Task to carry out
Look for the word "Type" in each line and report the count of matching lines, with nothing added.

Provided records
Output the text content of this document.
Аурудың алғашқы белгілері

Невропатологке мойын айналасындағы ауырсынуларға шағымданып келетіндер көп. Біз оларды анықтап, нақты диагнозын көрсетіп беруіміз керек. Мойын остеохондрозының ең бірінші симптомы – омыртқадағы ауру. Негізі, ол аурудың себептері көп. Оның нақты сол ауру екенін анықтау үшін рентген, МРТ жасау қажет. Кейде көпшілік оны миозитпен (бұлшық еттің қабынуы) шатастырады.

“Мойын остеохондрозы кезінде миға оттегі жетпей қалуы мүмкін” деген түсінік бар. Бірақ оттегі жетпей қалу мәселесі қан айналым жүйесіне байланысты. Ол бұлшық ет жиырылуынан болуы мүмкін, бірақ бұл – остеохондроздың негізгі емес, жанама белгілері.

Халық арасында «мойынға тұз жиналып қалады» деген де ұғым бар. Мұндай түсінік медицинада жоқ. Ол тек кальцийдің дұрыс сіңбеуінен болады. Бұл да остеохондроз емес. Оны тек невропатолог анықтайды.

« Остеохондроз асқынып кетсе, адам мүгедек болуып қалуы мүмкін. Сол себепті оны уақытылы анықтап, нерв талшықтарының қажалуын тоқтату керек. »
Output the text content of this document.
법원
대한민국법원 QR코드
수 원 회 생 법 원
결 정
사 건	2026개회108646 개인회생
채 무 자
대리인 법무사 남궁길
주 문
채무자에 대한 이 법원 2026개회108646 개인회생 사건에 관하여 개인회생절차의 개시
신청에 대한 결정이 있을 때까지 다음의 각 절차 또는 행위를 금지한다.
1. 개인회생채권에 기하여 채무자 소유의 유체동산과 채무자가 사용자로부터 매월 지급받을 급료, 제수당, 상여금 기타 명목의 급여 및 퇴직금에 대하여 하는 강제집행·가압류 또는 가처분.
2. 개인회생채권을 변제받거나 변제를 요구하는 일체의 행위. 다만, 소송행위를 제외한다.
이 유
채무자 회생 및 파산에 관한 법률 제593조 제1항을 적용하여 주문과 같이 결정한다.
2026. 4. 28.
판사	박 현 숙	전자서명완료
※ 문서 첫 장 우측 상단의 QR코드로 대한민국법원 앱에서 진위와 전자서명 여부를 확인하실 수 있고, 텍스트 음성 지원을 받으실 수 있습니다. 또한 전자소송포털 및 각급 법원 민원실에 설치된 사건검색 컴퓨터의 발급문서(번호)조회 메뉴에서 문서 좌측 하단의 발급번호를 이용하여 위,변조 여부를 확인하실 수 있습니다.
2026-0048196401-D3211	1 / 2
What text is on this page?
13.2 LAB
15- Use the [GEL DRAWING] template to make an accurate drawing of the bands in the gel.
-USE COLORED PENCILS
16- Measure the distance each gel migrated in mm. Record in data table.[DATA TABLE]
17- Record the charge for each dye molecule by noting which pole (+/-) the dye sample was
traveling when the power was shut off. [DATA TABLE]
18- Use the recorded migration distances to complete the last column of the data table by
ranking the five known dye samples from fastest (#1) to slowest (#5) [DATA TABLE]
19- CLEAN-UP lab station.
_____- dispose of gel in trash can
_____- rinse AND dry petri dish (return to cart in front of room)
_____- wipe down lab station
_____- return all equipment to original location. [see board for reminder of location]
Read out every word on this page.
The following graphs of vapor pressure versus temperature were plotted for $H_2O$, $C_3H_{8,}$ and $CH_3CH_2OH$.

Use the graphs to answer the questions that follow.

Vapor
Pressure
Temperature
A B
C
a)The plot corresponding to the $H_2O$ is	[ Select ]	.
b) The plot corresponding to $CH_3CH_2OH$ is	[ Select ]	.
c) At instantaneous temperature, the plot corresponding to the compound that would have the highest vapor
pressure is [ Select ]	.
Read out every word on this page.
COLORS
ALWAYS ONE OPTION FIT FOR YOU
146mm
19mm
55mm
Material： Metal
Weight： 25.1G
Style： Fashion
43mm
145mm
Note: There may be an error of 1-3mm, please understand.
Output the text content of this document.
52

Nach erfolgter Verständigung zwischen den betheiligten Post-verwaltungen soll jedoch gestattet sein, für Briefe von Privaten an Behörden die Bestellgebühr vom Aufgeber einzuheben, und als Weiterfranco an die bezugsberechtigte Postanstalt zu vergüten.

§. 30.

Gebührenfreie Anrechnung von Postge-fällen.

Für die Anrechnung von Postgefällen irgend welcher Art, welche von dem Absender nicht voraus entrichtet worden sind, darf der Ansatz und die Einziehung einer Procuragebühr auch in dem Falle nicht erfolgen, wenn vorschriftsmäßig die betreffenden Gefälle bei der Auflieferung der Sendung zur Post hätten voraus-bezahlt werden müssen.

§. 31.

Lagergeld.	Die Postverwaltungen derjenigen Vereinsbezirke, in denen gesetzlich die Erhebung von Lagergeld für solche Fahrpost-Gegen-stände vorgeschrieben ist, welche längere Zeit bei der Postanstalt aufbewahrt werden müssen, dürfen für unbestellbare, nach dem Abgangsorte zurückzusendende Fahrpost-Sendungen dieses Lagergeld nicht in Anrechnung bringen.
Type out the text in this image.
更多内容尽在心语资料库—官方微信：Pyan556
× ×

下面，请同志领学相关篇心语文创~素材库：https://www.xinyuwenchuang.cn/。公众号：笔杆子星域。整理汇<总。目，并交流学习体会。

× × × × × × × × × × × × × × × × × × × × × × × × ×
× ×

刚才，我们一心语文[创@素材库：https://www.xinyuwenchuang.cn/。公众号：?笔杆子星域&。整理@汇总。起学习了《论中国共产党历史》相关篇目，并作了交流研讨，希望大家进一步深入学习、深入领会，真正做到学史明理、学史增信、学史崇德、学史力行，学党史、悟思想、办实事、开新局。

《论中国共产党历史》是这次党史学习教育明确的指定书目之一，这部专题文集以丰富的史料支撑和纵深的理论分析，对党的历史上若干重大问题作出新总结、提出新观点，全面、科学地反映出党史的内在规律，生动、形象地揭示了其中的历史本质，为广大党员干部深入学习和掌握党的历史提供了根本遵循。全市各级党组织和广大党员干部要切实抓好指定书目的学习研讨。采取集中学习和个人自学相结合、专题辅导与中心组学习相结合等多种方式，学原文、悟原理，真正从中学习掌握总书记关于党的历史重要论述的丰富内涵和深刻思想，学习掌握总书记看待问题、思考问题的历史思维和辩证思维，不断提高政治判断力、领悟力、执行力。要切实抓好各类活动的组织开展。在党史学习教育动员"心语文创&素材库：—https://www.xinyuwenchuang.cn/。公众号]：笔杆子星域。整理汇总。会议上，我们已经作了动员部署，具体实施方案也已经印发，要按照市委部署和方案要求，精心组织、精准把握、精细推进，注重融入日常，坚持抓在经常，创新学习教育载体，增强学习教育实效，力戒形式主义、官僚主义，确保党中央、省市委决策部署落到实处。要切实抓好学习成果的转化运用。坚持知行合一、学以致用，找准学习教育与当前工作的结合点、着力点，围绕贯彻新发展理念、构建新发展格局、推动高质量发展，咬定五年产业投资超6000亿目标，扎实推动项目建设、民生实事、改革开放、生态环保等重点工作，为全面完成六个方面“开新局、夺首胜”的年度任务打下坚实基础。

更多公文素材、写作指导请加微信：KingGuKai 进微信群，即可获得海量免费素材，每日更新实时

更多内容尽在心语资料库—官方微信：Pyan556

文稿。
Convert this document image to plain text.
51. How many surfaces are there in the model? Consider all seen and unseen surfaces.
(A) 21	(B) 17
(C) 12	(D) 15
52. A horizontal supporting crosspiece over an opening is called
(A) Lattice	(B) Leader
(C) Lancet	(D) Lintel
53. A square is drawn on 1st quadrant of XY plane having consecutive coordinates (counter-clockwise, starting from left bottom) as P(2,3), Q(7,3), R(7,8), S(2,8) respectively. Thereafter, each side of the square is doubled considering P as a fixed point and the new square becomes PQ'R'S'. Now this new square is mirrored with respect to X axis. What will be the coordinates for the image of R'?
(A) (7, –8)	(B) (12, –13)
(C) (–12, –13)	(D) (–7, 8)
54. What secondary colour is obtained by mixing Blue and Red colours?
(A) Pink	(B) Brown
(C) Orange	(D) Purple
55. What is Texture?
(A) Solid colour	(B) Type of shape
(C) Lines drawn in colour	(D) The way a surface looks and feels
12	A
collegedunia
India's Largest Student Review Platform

Written response
2